TUGAS YANG DIKERJAKAN —
a. Tentukan apakah tiap pernyataan berikut sesuai dengan kutipan tentang pergantian kurikulum: (i) sejak kemerdekaan tahun 1945, pergantian kurikulum di Indonesia rata-rata terjadi setiap 7,5 tahun sekali; (ii) durasi pergantian kurikulum tersebut dinilai terlalu panjang; (iii) dampak negatif pergantian kurikulum yang terlalu cepat hanya menimpa guru. Jawab tiap pernyataan dengan ya atau tidak, disertai kutipan persis dari teks yang menjadi dasarnya.
b. Lanjutkan kutipan tentang pergantian kurikulum, dimulai setelah kalimat terakhirnya.

Menggagas Kurikulum Nusantara

 Menggagas Kurikulum Nusantara

Oleh: Isnawan Aslam

Indonesia dalam melakukan pergantian kurikulum jika dirata-ratakan terjadi di setiap 7,5 tahun sekali semenjak di proklamirkan kemerdekaan pada tahun 1945. Sebuah durasi yang terlalu pendek untuk pergantian sebuah kurikulum.  Akibat dari ‘hobi’ gonta-ganti kurikulum ini, dampaknya dunia pendidikan seperti berjalan tanpa peta jalan yang jelas serta mampu mengarahkan bangsa ini untuk menapaki masa depannya secara gamblang.  Pendidikan yang merupakan ruhnya peradaban dibiarkan berjalan dalam sebuah labirin yang rumit dan tak berujung.

Pergantian kurikulum yang terlalu cepat dapat melahirkan berbagai dampak negatif, baik bagi peserta didik, guru, maupun sistem pendidikan secara keseluruhan.

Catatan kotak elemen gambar
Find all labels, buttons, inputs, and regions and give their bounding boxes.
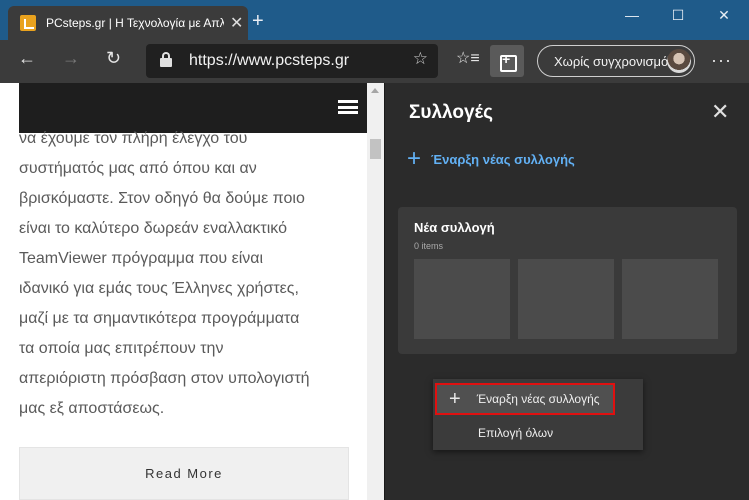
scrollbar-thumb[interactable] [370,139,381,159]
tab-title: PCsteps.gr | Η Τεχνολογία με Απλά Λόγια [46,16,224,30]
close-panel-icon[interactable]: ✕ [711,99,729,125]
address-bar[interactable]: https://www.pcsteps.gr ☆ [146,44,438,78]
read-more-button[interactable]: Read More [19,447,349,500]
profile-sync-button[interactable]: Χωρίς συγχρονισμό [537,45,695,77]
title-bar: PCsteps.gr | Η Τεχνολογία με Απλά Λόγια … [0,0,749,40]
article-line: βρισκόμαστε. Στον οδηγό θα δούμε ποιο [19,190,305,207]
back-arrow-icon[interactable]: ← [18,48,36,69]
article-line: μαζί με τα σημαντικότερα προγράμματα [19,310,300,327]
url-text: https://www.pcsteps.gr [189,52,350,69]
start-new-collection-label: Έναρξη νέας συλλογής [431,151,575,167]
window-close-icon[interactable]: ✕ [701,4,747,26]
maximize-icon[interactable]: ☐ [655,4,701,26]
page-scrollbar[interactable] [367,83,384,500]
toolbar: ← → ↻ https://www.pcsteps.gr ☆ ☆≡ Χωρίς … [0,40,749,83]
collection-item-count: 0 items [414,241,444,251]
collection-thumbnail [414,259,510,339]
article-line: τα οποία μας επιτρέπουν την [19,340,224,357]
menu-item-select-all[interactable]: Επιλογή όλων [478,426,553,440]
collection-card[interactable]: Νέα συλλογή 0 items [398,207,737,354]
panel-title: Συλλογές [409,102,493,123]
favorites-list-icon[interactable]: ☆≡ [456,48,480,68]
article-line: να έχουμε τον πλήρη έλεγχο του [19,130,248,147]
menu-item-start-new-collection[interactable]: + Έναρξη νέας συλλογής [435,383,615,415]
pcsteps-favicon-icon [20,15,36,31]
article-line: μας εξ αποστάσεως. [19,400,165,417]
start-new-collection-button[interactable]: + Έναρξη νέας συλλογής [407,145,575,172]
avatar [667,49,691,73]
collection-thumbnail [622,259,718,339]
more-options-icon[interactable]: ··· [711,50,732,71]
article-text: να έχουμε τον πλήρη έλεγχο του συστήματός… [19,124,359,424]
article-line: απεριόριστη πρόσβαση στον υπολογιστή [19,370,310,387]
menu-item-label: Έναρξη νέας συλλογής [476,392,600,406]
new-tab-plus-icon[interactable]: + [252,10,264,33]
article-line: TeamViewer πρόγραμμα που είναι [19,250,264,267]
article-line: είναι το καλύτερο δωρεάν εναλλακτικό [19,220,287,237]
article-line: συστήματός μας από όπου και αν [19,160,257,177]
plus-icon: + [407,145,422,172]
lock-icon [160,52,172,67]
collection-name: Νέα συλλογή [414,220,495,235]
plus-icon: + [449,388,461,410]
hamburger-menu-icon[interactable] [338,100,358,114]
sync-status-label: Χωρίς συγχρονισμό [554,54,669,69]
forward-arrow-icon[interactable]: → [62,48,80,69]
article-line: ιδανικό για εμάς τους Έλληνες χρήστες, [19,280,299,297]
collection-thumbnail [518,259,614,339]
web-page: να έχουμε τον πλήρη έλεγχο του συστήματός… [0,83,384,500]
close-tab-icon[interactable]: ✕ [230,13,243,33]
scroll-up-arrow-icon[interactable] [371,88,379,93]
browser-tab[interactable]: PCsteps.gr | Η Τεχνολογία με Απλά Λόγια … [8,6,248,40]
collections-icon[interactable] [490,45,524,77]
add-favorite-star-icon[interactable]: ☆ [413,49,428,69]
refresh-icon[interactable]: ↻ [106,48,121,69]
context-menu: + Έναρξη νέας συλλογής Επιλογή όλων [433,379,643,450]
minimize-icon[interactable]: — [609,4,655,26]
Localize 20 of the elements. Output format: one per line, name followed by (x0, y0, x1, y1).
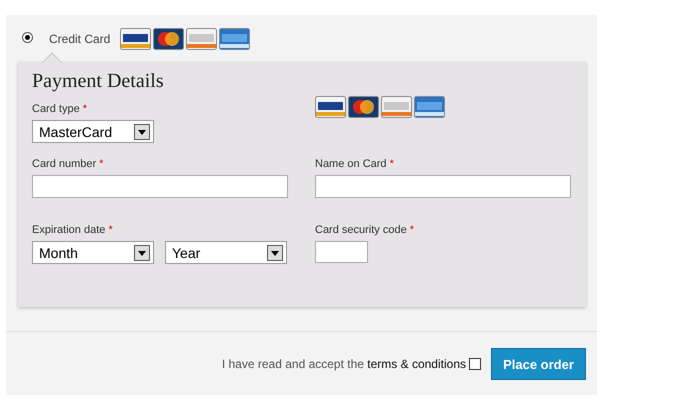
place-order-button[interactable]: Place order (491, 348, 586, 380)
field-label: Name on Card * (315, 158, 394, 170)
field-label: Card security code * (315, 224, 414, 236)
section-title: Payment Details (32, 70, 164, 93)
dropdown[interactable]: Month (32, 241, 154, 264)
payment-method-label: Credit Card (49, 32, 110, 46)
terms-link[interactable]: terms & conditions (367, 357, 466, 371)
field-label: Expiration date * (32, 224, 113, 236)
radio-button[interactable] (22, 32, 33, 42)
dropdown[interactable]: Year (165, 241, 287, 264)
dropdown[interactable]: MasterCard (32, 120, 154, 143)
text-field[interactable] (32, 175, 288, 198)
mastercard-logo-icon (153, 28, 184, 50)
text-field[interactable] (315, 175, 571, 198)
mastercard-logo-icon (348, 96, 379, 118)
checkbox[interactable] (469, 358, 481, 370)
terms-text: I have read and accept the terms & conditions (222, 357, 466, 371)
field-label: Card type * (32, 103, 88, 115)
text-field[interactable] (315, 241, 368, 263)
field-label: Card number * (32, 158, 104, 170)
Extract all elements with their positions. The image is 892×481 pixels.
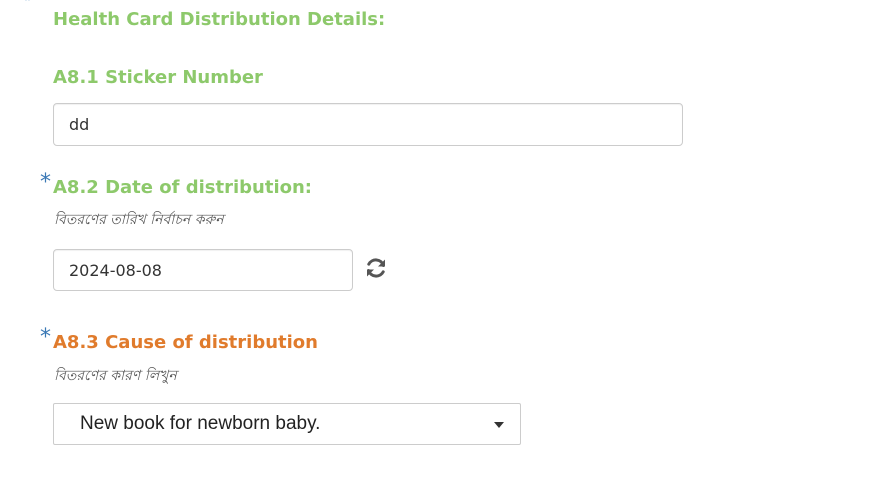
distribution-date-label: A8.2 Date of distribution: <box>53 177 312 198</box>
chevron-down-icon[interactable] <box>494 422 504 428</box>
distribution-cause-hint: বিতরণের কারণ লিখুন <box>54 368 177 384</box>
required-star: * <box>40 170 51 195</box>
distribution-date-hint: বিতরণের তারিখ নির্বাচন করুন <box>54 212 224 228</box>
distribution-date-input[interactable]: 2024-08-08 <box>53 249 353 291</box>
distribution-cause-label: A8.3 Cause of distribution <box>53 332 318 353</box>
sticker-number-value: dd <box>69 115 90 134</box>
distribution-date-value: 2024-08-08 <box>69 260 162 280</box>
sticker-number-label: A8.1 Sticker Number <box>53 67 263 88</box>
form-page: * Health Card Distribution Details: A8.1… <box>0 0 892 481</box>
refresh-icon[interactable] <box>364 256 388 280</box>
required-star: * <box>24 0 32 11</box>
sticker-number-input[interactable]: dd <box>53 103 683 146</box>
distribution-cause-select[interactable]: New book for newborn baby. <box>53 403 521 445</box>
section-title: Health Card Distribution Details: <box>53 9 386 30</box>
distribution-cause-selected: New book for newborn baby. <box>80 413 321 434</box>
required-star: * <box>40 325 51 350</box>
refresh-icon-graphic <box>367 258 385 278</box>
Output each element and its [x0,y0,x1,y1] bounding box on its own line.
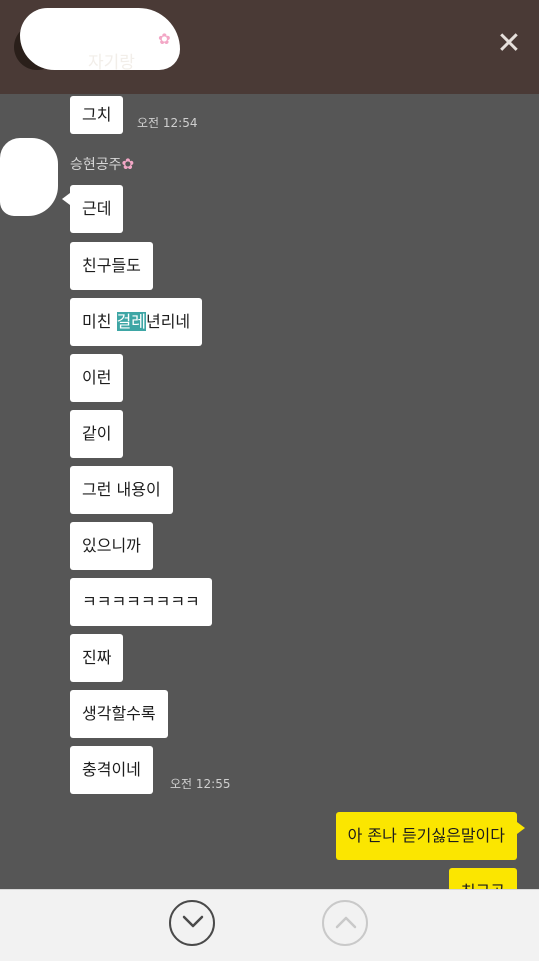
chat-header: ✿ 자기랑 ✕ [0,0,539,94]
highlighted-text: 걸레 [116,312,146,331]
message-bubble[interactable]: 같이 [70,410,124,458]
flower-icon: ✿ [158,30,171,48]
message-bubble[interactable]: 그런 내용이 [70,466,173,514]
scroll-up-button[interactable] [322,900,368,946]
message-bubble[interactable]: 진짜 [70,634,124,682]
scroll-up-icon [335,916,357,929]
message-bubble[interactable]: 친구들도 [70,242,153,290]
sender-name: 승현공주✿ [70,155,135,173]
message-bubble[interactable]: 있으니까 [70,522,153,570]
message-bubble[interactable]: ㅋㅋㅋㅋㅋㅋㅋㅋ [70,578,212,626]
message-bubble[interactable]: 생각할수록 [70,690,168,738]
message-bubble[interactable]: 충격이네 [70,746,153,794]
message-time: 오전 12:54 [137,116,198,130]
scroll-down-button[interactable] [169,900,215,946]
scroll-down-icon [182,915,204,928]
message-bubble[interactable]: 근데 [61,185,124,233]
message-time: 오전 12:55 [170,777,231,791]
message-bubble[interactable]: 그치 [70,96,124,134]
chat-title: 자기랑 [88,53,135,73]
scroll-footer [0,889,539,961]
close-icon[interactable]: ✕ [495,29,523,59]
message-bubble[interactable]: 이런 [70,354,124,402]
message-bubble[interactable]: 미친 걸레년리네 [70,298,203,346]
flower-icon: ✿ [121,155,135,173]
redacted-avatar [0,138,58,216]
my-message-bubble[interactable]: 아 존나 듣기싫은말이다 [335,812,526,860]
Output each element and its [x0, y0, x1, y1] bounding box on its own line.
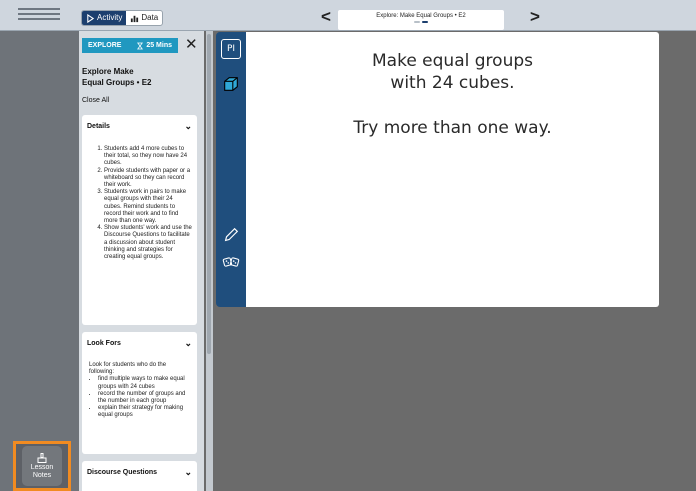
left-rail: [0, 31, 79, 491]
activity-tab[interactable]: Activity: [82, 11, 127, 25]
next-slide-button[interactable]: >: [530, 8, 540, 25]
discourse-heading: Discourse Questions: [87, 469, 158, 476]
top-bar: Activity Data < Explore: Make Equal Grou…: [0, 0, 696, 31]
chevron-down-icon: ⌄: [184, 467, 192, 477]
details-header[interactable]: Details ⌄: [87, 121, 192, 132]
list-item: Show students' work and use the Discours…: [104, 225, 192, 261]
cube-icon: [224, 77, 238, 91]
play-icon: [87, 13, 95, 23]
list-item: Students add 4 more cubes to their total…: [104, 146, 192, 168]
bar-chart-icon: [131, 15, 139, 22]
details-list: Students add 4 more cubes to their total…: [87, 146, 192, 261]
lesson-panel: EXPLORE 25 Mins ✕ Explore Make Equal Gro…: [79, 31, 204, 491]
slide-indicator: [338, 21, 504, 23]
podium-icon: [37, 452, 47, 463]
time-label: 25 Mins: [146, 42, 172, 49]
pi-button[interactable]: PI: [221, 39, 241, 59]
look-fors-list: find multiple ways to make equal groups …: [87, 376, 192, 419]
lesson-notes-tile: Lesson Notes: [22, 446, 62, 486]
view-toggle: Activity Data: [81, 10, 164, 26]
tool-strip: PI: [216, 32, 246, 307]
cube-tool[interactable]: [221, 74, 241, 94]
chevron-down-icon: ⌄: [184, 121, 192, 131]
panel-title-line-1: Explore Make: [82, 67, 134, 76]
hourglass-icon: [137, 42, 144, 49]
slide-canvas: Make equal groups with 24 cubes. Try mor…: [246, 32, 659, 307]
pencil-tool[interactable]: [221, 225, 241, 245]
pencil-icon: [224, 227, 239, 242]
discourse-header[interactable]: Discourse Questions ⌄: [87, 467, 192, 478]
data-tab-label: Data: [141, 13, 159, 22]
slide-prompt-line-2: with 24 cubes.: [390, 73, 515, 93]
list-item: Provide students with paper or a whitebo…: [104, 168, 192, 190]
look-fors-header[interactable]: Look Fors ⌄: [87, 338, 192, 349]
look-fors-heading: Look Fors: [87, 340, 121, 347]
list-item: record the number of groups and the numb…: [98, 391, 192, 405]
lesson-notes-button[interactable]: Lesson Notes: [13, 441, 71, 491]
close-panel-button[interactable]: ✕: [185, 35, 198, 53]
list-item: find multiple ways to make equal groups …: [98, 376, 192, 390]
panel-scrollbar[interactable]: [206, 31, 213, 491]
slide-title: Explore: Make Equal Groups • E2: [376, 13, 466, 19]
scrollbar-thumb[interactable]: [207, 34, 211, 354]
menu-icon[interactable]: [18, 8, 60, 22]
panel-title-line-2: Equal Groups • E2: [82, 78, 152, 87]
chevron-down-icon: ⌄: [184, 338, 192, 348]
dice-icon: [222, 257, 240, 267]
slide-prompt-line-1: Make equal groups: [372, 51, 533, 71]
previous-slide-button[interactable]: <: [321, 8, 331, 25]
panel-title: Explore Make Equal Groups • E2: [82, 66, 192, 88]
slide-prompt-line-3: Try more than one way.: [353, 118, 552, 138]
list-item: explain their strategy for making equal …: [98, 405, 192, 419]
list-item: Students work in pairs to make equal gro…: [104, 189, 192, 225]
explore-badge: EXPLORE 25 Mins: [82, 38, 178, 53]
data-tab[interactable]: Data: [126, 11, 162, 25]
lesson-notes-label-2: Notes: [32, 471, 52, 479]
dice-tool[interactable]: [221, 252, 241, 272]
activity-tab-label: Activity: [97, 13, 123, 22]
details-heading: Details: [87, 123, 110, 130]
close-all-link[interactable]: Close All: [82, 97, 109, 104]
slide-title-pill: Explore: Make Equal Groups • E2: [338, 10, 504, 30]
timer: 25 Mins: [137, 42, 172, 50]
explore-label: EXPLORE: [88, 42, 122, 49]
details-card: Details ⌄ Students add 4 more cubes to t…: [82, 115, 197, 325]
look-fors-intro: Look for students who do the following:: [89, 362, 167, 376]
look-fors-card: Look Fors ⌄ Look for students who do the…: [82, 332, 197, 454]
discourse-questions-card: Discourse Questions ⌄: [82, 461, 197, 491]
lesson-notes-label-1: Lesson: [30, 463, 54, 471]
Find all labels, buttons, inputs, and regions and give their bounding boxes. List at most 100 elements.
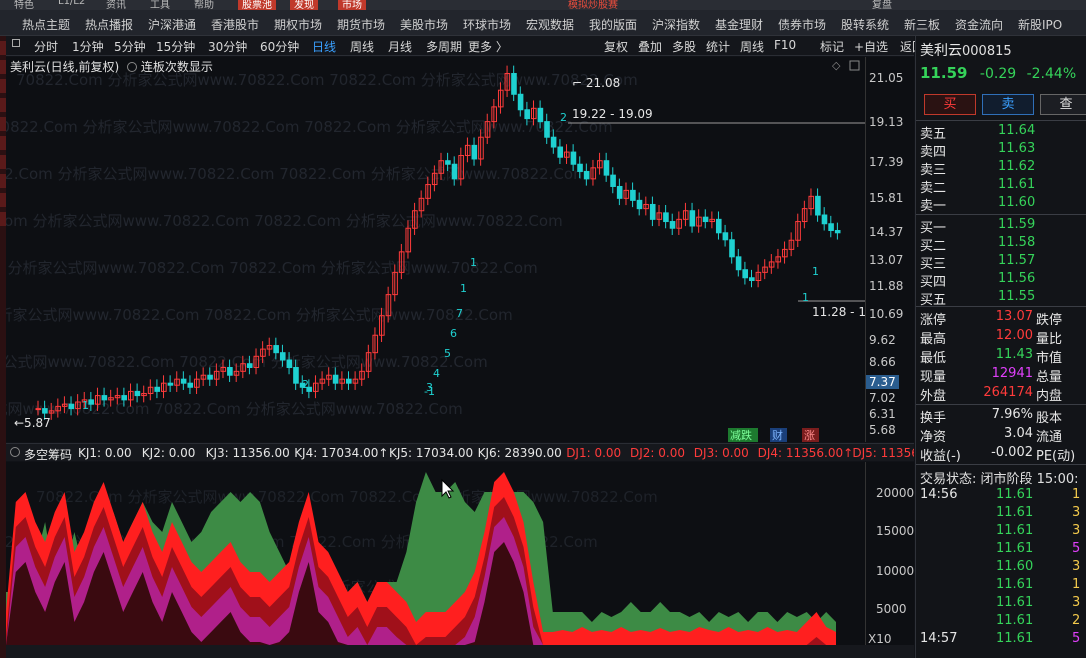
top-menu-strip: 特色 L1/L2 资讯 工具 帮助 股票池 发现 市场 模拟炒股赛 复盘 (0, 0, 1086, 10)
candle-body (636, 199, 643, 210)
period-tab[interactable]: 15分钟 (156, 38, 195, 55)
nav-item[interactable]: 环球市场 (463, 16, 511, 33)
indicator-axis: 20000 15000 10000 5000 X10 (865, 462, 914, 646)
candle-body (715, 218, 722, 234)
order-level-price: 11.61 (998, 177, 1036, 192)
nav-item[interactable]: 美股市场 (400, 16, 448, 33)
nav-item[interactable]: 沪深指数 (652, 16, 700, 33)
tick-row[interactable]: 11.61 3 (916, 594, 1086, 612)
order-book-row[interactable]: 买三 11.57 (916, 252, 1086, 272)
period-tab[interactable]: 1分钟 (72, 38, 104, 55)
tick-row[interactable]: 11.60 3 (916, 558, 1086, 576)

SOAL TERJAWAB —
a.
(i) Ya: "Indonesia dalam melakukan pergantian kurikulum jika dirata-ratakan terjadi di setiap 7,5 tahun sekali semenjak di proklamirkan kemerdekaan pada tahun 1945."
(ii) Tidak: "Sebuah durasi yang terlalu pendek untuk pergantian sebuah kurikulum."
(iii) Tidak: "baik bagi peserta didik, guru, maupun sistem pendidikan secara keseluruhan."

b.
 

Dampak bagi ekosistem pendidikan

Peserta didik yang mulai terbiasa dengan  kurikulum yang dijalani, dipaksa agar menyesuaikan diri dengan kurikulum yang baru. Hal ini dapat menimbulkan kebingungan dan kesulitan belajar bagi peserta didik. Pergantian kurikulum yang terlalu cepat dapat mengganggu proses pembelajaran dan berdampak pada penurunan prestasi peserta didik.

Secara psikologis, seringnya pergantian kurikulum mengajarkan kepada anak sikap inkonsistensi dalam manajemen sebuah sistem atau organisasi. Efeknya di masa depan nanti, tatkala siswa sudah dewasa dan memimpin sebuah organisasi akan memiliki pola pikir ‘bodo amat’ dengan dampak sebuah kebijakan.

Guru harus mempelajari kurikulum baru dan menyesuaikannya dengan metode pembelajaran yang mereka gunakan. Hal ini dapat menimbulkan beban kerja yang lebih berat bagi guru.  Guru mungkin belum siap untuk mengajar dengan kurikulum baru, sehingga dapat berpengaruh pada kualitas pembelajaran.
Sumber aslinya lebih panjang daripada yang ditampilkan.